| PROBLEM DETAILS |
Give the number of lines in the data that contain "title", and nothing more.

Records from a data source:
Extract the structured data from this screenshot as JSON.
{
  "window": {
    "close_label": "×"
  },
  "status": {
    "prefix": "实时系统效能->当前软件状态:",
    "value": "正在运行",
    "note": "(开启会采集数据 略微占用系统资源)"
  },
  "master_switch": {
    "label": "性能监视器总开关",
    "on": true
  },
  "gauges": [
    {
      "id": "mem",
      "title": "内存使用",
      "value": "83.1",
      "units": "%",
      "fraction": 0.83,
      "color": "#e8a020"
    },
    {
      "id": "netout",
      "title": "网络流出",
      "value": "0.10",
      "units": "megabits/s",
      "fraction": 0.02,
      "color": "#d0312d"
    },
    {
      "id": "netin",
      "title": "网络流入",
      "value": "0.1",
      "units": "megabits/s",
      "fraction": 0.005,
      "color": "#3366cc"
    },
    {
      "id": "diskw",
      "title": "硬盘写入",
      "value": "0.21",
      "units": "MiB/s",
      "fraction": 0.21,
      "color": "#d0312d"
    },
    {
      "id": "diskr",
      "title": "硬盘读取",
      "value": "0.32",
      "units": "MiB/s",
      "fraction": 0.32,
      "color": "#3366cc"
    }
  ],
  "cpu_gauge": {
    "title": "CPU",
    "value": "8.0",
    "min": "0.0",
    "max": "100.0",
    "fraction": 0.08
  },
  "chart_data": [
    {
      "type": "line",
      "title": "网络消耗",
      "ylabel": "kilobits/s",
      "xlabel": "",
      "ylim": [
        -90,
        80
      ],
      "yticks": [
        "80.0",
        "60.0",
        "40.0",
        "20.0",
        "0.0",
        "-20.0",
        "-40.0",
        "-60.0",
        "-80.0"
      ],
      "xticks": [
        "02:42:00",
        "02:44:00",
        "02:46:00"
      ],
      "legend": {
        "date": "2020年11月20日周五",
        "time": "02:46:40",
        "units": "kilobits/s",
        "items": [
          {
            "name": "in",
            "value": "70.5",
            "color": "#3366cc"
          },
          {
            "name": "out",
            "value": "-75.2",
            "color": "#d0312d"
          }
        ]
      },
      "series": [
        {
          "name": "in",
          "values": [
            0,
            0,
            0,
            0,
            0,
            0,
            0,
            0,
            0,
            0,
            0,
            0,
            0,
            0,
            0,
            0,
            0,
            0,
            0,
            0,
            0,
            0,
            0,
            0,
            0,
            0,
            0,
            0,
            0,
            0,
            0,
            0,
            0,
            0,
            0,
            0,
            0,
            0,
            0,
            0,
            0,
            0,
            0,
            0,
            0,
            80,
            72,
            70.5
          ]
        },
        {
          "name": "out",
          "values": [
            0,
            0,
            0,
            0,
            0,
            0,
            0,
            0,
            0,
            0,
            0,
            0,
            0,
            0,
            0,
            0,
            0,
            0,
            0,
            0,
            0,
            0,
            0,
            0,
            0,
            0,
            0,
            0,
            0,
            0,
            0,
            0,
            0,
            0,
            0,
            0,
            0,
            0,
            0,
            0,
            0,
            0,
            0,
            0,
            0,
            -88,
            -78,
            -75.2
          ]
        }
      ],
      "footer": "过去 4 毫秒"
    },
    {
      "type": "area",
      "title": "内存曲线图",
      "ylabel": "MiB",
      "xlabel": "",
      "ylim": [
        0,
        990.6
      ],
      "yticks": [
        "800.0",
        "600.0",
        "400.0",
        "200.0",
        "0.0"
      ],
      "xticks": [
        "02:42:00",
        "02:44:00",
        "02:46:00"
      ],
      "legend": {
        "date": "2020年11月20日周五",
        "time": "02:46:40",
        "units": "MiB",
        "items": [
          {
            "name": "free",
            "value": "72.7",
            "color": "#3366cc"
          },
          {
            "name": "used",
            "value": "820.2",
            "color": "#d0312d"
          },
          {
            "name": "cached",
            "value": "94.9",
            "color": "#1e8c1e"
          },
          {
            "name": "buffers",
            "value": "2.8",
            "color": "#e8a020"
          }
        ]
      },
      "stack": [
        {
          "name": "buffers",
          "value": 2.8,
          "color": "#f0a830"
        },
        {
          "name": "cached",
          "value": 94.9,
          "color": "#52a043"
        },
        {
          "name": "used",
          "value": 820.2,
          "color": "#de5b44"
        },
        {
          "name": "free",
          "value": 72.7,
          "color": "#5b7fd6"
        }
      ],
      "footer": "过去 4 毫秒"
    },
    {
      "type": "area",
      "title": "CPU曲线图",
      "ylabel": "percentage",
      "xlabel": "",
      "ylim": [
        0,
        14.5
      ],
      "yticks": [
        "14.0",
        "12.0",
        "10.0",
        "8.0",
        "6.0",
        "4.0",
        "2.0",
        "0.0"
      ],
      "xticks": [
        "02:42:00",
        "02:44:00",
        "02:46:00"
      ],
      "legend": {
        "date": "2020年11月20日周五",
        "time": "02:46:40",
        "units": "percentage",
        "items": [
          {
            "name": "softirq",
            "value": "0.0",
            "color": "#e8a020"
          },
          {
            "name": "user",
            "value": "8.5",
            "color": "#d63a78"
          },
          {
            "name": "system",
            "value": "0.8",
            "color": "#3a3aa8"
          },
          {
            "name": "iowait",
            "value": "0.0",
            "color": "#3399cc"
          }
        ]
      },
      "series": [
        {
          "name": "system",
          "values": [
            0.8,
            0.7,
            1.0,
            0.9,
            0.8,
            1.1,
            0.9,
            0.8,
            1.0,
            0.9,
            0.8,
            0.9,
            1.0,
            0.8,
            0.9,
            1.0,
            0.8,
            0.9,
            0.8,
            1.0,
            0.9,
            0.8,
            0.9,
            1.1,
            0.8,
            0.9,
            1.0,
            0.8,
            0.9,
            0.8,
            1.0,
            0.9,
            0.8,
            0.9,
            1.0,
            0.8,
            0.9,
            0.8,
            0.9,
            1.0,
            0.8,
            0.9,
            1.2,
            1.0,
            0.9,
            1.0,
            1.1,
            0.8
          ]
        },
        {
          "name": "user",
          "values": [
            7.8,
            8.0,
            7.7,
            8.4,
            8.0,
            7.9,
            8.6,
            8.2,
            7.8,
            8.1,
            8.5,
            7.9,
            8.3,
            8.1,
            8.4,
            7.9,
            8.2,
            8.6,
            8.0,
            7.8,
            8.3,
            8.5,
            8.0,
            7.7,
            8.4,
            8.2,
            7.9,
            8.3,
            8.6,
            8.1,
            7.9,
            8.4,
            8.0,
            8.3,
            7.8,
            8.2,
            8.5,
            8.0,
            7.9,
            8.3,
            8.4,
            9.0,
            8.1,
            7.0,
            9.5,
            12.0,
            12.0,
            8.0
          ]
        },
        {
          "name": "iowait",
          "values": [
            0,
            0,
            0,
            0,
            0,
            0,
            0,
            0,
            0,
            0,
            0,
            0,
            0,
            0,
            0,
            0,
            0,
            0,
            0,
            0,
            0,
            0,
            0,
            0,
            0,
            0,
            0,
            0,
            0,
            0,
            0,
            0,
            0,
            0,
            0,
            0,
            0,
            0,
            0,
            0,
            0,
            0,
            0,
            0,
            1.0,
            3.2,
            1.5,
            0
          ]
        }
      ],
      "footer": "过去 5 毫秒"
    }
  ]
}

| OUTPUT FOR THIS TASK |
9